-- Start of Dataset records --
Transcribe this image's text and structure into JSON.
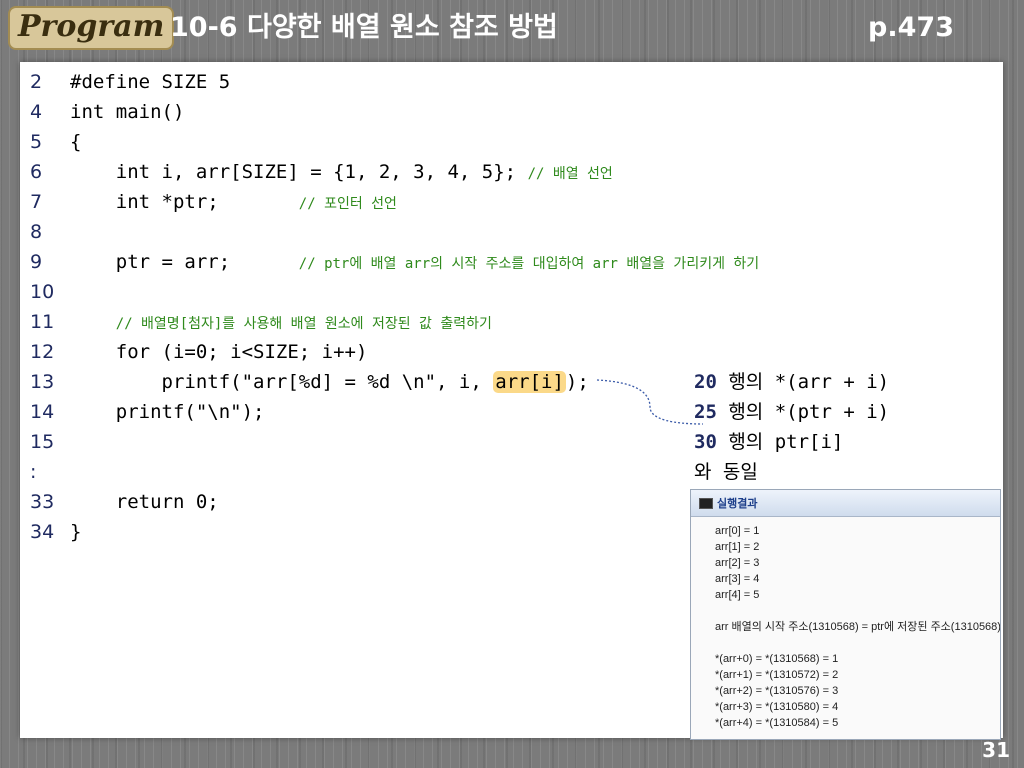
{
  "header": {
    "logo": "Program",
    "title_number": "10-6",
    "title_text": "다양한 배열 원소 참조 방법",
    "page_ref": "p.473"
  },
  "code_lines": [
    {
      "n": "2",
      "code": "#define SIZE 5",
      "comment": ""
    },
    {
      "n": "4",
      "code": "int main()",
      "comment": ""
    },
    {
      "n": "5",
      "code": "{",
      "comment": ""
    },
    {
      "n": "6",
      "code": "    int i, arr[SIZE] = {1, 2, 3, 4, 5}; ",
      "comment": "// 배열 선언"
    },
    {
      "n": "7",
      "code": "    int *ptr;       ",
      "comment": "// 포인터 선언"
    },
    {
      "n": "8",
      "code": "",
      "comment": ""
    },
    {
      "n": "9",
      "code": "    ptr = arr;      ",
      "comment": "// ptr에 배열 arr의 시작 주소를 대입하여 arr 배열을 가리키게 하기"
    },
    {
      "n": "10",
      "code": "",
      "comment": ""
    },
    {
      "n": "11",
      "code": "    ",
      "comment": "// 배열명[첨자]를 사용해 배열 원소에 저장된 값 출력하기"
    },
    {
      "n": "12",
      "code": "    for (i=0; i<SIZE; i++)",
      "comment": ""
    },
    {
      "n": "13",
      "code_pre": "        printf(\"arr[%d] = %d \\n\", i, ",
      "code_hl": "arr[i]",
      "code_post": ");"
    },
    {
      "n": "14",
      "code": "    printf(\"\\n\");",
      "comment": ""
    },
    {
      "n": "15",
      "code": "",
      "comment": ""
    },
    {
      "n": ":",
      "code": "",
      "comment": ""
    },
    {
      "n": "33",
      "code": "    return 0;",
      "comment": ""
    },
    {
      "n": "34",
      "code": "}",
      "comment": ""
    }
  ],
  "note": {
    "rows": [
      {
        "n": "20",
        "text": " 행의 *(arr + i)"
      },
      {
        "n": "25",
        "text": " 행의 *(ptr + i)"
      },
      {
        "n": "30",
        "text": " 행의 ptr[i]"
      }
    ],
    "tail": "와 동일"
  },
  "result_window": {
    "title": "실행결과",
    "lines": [
      "arr[0] = 1",
      "arr[1] = 2",
      "arr[2] = 3",
      "arr[3] = 4",
      "arr[4] = 5",
      "",
      "arr 배열의 시작 주소(1310568) = ptr에 저장된 주소(1310568)",
      "",
      "*(arr+0) = *(1310568) = 1",
      "*(arr+1) = *(1310572) = 2",
      "*(arr+2) = *(1310576) = 3",
      "*(arr+3) = *(1310580) = 4",
      "*(arr+4) = *(1310584) = 5"
    ]
  },
  "page_number": "31",
  "colors": {
    "comment": "#2f8a1c",
    "line_number": "#1f2a60",
    "highlight": "#fbd989",
    "background": "#7b7b7b"
  }
}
-- End of Dataset records --
Leave out the pictures and copy everything else in the records word for word.

__Answer in full__
Transcribe this image's text and structure into JSON.
{
  "header": {
    "logo": "Program",
    "title_number": "10-6",
    "title_text": "다양한 배열 원소 참조 방법",
    "page_ref": "p.473"
  },
  "code_lines": [
    {
      "n": "2",
      "code": "#define SIZE 5",
      "comment": ""
    },
    {
      "n": "4",
      "code": "int main()",
      "comment": ""
    },
    {
      "n": "5",
      "code": "{",
      "comment": ""
    },
    {
      "n": "6",
      "code": "    int i, arr[SIZE] = {1, 2, 3, 4, 5}; ",
      "comment": "// 배열 선언"
    },
    {
      "n": "7",
      "code": "    int *ptr;       ",
      "comment": "// 포인터 선언"
    },
    {
      "n": "8",
      "code": "",
      "comment": ""
    },
    {
      "n": "9",
      "code": "    ptr = arr;      ",
      "comment": "// ptr에 배열 arr의 시작 주소를 대입하여 arr 배열을 가리키게 하기"
    },
    {
      "n": "10",
      "code": "",
      "comment": ""
    },
    {
      "n": "11",
      "code": "    ",
      "comment": "// 배열명[첨자]를 사용해 배열 원소에 저장된 값 출력하기"
    },
    {
      "n": "12",
      "code": "    for (i=0; i<SIZE; i++)",
      "comment": ""
    },
    {
      "n": "13",
      "code_pre": "        printf(\"arr[%d] = %d \\n\", i, ",
      "code_hl": "arr[i]",
      "code_post": ");"
    },
    {
      "n": "14",
      "code": "    printf(\"\\n\");",
      "comment": ""
    },
    {
      "n": "15",
      "code": "",
      "comment": ""
    },
    {
      "n": ":",
      "code": "",
      "comment": ""
    },
    {
      "n": "33",
      "code": "    return 0;",
      "comment": ""
    },
    {
      "n": "34",
      "code": "}",
      "comment": ""
    }
  ],
  "note": {
    "rows": [
      {
        "n": "20",
        "text": " 행의 *(arr + i)"
      },
      {
        "n": "25",
        "text": " 행의 *(ptr + i)"
      },
      {
        "n": "30",
        "text": " 행의 ptr[i]"
      }
    ],
    "tail": "와 동일"
  },
  "result_window": {
    "title": "실행결과",
    "lines": [
      "arr[0] = 1",
      "arr[1] = 2",
      "arr[2] = 3",
      "arr[3] = 4",
      "arr[4] = 5",
      "",
      "arr 배열의 시작 주소(1310568) = ptr에 저장된 주소(1310568)",
      "",
      "*(arr+0) = *(1310568) = 1",
      "*(arr+1) = *(1310572) = 2",
      "*(arr+2) = *(1310576) = 3",
      "*(arr+3) = *(1310580) = 4",
      "*(arr+4) = *(1310584) = 5"
    ]
  },
  "page_number": "31",
  "colors": {
    "comment": "#2f8a1c",
    "line_number": "#1f2a60",
    "highlight": "#fbd989",
    "background": "#7b7b7b"
  }
}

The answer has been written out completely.